* _Work instructions_
Copy down all of the data underneath, exactly as shown.

* _Available data_
+ + + +

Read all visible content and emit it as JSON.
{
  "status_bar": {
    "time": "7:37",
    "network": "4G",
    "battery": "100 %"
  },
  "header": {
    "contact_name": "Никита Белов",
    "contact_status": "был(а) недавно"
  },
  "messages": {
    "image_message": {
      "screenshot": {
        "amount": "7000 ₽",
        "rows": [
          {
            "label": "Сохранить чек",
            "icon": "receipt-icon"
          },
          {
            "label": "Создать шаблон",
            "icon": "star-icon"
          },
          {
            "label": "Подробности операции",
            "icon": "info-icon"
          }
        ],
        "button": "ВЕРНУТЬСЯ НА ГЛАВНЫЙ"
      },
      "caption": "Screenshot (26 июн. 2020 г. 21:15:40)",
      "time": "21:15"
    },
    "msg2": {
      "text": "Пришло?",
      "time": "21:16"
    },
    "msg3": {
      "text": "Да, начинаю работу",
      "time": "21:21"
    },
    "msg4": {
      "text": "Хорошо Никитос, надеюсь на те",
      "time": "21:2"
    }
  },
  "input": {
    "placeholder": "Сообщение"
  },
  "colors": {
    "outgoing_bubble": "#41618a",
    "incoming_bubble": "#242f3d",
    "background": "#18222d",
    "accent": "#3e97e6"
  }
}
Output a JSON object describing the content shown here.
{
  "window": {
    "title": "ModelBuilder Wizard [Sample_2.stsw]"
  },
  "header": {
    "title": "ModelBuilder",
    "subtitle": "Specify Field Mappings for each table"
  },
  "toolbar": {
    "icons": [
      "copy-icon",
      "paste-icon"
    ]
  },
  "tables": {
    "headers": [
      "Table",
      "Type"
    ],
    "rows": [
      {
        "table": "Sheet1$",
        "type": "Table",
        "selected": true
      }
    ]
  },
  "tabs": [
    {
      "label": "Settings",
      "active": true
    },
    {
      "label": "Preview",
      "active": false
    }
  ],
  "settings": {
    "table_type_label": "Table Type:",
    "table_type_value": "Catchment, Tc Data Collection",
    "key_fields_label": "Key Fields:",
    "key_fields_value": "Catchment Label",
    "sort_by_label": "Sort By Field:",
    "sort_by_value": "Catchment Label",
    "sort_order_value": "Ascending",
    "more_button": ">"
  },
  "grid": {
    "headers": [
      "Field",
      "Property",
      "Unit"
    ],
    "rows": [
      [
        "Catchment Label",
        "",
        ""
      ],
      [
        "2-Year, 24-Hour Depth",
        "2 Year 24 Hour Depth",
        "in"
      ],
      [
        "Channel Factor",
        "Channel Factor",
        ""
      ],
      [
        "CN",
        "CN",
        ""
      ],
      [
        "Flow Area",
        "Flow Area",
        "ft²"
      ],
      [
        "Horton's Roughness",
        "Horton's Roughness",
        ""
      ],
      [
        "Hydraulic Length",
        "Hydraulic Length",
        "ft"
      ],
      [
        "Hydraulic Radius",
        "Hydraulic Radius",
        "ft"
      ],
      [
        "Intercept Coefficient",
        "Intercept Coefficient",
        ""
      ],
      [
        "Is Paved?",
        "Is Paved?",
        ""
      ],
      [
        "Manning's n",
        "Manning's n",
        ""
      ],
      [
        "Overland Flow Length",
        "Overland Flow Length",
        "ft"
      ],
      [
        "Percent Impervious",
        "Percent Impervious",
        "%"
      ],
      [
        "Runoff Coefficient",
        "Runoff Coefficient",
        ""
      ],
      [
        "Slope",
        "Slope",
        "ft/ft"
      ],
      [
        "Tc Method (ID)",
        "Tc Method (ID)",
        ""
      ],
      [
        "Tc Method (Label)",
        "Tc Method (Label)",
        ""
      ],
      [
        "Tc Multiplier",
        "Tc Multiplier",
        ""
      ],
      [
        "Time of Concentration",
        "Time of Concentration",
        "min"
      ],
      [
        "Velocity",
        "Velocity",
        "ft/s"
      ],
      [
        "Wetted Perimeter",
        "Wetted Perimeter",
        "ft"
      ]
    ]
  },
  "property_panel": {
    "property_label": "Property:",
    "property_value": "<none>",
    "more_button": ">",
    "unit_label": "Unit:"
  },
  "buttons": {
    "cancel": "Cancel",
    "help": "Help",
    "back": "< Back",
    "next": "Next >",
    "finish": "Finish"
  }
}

+ + + +

* _Response_
Read all visible content and emit it as JSON.
{
  "status_bar": {
    "time": "7:37",
    "network": "4G",
    "battery": "100 %"
  },
  "header": {
    "contact_name": "Никита Белов",
    "contact_status": "был(а) недавно"
  },
  "messages": {
    "image_message": {
      "screenshot": {
        "amount": "7000 ₽",
        "rows": [
          {
            "label": "Сохранить чек",
            "icon": "receipt-icon"
          },
          {
            "label": "Создать шаблон",
            "icon": "star-icon"
          },
          {
            "label": "Подробности операции",
            "icon": "info-icon"
          }
        ],
        "button": "ВЕРНУТЬСЯ НА ГЛАВНЫЙ"
      },
      "caption": "Screenshot (26 июн. 2020 г. 21:15:40)",
      "time": "21:15"
    },
    "msg2": {
      "text": "Пришло?",
      "time": "21:16"
    },
    "msg3": {
      "text": "Да, начинаю работу",
      "time": "21:21"
    },
    "msg4": {
      "text": "Хорошо Никитос, надеюсь на те",
      "time": "21:2"
    }
  },
  "input": {
    "placeholder": "Сообщение"
  },
  "colors": {
    "outgoing_bubble": "#41618a",
    "incoming_bubble": "#242f3d",
    "background": "#18222d",
    "accent": "#3e97e6"
  }
}
Output a JSON object describing the content shown here.
{
  "window": {
    "title": "ModelBuilder Wizard [Sample_2.stsw]"
  },
  "header": {
    "title": "ModelBuilder",
    "subtitle": "Specify Field Mappings for each table"
  },
  "toolbar": {
    "icons": [
      "copy-icon",
      "paste-icon"
    ]
  },
  "tables": {
    "headers": [
      "Table",
      "Type"
    ],
    "rows": [
      {
        "table": "Sheet1$",
        "type": "Table",
        "selected": true
      }
    ]
  },
  "tabs": [
    {
      "label": "Settings",
      "active": true
    },
    {
      "label": "Preview",
      "active": false
    }
  ],
  "settings": {
    "table_type_label": "Table Type:",
    "table_type_value": "Catchment, Tc Data Collection",
    "key_fields_label": "Key Fields:",
    "key_fields_value": "Catchment Label",
    "sort_by_label": "Sort By Field:",
    "sort_by_value": "Catchment Label",
    "sort_order_value": "Ascending",
    "more_button": ">"
  },
  "grid": {
    "headers": [
      "Field",
      "Property",
      "Unit"
    ],
    "rows": [
      [
        "Catchment Label",
        "",
        ""
      ],
      [
        "2-Year, 24-Hour Depth",
        "2 Year 24 Hour Depth",
        "in"
      ],
      [
        "Channel Factor",
        "Channel Factor",
        ""
      ],
      [
        "CN",
        "CN",
        ""
      ],
      [
        "Flow Area",
        "Flow Area",
        "ft²"
      ],
      [
        "Horton's Roughness",
        "Horton's Roughness",
        ""
      ],
      [
        "Hydraulic Length",
        "Hydraulic Length",
        "ft"
      ],
      [
        "Hydraulic Radius",
        "Hydraulic Radius",
        "ft"
      ],
      [
        "Intercept Coefficient",
        "Intercept Coefficient",
        ""
      ],
      [
        "Is Paved?",
        "Is Paved?",
        ""
      ],
      [
        "Manning's n",
        "Manning's n",
        ""
      ],
      [
        "Overland Flow Length",
        "Overland Flow Length",
        "ft"
      ],
      [
        "Percent Impervious",
        "Percent Impervious",
        "%"
      ],
      [
        "Runoff Coefficient",
        "Runoff Coefficient",
        ""
      ],
      [
        "Slope",
        "Slope",
        "ft/ft"
      ],
      [
        "Tc Method (ID)",
        "Tc Method (ID)",
        ""
      ],
      [
        "Tc Method (Label)",
        "Tc Method (Label)",
        ""
      ],
      [
        "Tc Multiplier",
        "Tc Multiplier",
        ""
      ],
      [
        "Time of Concentration",
        "Time of Concentration",
        "min"
      ],
      [
        "Velocity",
        "Velocity",
        "ft/s"
      ],
      [
        "Wetted Perimeter",
        "Wetted Perimeter",
        "ft"
      ]
    ]
  },
  "property_panel": {
    "property_label": "Property:",
    "property_value": "<none>",
    "more_button": ">",
    "unit_label": "Unit:"
  },
  "buttons": {
    "cancel": "Cancel",
    "help": "Help",
    "back": "< Back",
    "next": "Next >",
    "finish": "Finish"
  }
}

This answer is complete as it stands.